◆ Given task: In the proxy supplement note below, print everything from "The enclosed Supplement" down to "2024 Annual Meeting." without changing a word.

◆ Text shown:
•••
EXPLANATORY NOTE REGARDING PROXY SUPPLEMENT
On April 29, 2024, Vroom, Inc. (“we,” “us,” “our,” the “Company,” “Vroom”) filed with the Securities and Exchange Commission a proxy statement (the “Proxy Statement”) and its Notice of 2024 Annual Meeting of Stockholders for the Company’s 2024 Annual Meeting of Stockholders (the “2024 Annual Meeting”). On or around May 3, 2024, the Company began distributing a Notice of Internet Availability of Proxy Materials (the “Notice of Internet Availability”) to stockholders of record as of April 19, 2024 (the “Record Date”) containing instructions on how to access the Proxy Statement and vote.
Recent Developments
Since the distribution of the proxy materials, there have been developments regarding the management and Board of Directors (the “Board”) of the Company. We are reaching out to you to describe these recent events and to supplement portions of the Proxy Statement as set forth in this Supplement to the Proxy Statement.
On May 6, 2024, the Board approved the separation from the Company of Robert R. Krakowiak as Chief Financial Officer, Treasurer and principal financial officer of the Company, effective May 17, 2024 (the “CFO Transition Date”). On May 6, 2024, the Board appointed Robert R. Krakowiak as a director of the Company, and as Vice Chair of the Board, in each case effective as of the CFO Transition Date. Additionally, effective as of the CFO Transition Date, the Board appointed Agnieszka Zakowicz, the Company’s current Senior Vice President and principal accounting officer, as the Company’s Chief Financial Officer and Treasurer and designated her as the Company’s principal financial officer. Ms. Zakowicz will retain her role as principal accounting officer.
The enclosed Supplement to the Proxy Statement (the “Supplement”) is being made available to stockholders of record as of the Record Date to add a new Proposal Five, pursuant to which Mr. Krakowiak will stand for re-election to the Company’s Board at the 2024 Annual Meeting.
•••
[Spatial annotation entries]

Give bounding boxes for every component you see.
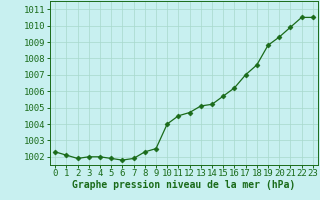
X-axis label: Graphe pression niveau de la mer (hPa): Graphe pression niveau de la mer (hPa) [72, 180, 296, 190]
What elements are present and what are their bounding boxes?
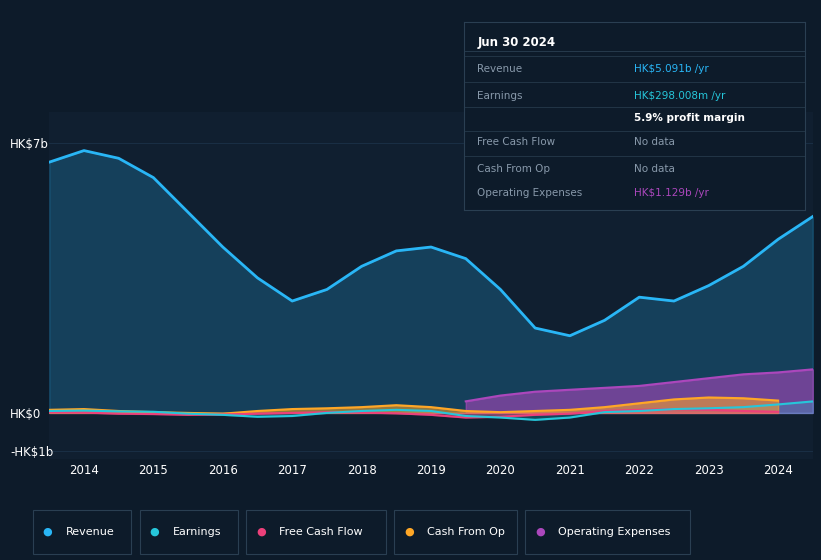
Text: Cash From Op: Cash From Op	[427, 527, 505, 537]
Text: Free Cash Flow: Free Cash Flow	[279, 527, 363, 537]
Text: Revenue: Revenue	[66, 527, 114, 537]
Text: Operating Expenses: Operating Expenses	[478, 188, 583, 198]
Text: ●: ●	[535, 527, 545, 537]
Text: Jun 30 2024: Jun 30 2024	[478, 35, 556, 49]
Text: ●: ●	[404, 527, 414, 537]
Text: HK$5.091b /yr: HK$5.091b /yr	[635, 64, 709, 74]
Text: Earnings: Earnings	[478, 91, 523, 101]
Text: ●: ●	[43, 527, 53, 537]
Text: Free Cash Flow: Free Cash Flow	[478, 137, 556, 147]
Text: Operating Expenses: Operating Expenses	[558, 527, 671, 537]
Text: HK$298.008m /yr: HK$298.008m /yr	[635, 91, 726, 101]
Text: ●: ●	[149, 527, 159, 537]
Text: HK$1.129b /yr: HK$1.129b /yr	[635, 188, 709, 198]
Text: No data: No data	[635, 164, 675, 174]
Text: No data: No data	[635, 137, 675, 147]
Text: Earnings: Earnings	[172, 527, 221, 537]
Text: 5.9% profit margin: 5.9% profit margin	[635, 113, 745, 123]
Text: Revenue: Revenue	[478, 64, 523, 74]
Text: ●: ●	[256, 527, 266, 537]
Text: Cash From Op: Cash From Op	[478, 164, 551, 174]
•••
◆ Exercise solution:
The enclosed Supplement to the Proxy Statement (the “Supplement”) is being made available to stockholders of record as of the Record Date to add a new Proposal Five, pursuant to which Mr. Krakowiak will stand for re-election to the Company’s Board at the 2024 Annual Meeting.